EXERCISE DATA:
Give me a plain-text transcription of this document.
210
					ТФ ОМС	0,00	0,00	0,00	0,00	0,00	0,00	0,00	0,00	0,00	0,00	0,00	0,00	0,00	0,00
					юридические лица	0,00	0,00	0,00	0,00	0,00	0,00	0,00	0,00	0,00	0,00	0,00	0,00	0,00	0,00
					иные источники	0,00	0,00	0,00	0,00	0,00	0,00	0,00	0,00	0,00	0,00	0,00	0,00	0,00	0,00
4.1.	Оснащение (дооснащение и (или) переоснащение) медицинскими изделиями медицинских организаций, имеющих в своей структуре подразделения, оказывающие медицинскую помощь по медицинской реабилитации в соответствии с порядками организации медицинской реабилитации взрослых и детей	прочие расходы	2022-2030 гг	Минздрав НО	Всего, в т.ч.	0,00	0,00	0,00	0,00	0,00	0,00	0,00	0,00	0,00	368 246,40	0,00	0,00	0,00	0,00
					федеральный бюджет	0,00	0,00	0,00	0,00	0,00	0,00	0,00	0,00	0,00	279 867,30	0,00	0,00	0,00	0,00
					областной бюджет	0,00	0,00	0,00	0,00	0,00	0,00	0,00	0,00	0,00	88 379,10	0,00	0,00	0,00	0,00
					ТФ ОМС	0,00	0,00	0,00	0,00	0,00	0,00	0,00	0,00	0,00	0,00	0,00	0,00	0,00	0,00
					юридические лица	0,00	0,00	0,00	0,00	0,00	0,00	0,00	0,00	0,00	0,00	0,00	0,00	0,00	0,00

WRITTEN PROBLEM: Tally up the lines of the listing containing the word "бюджет". Give only the total.

WRITTEN RESPONSE: 2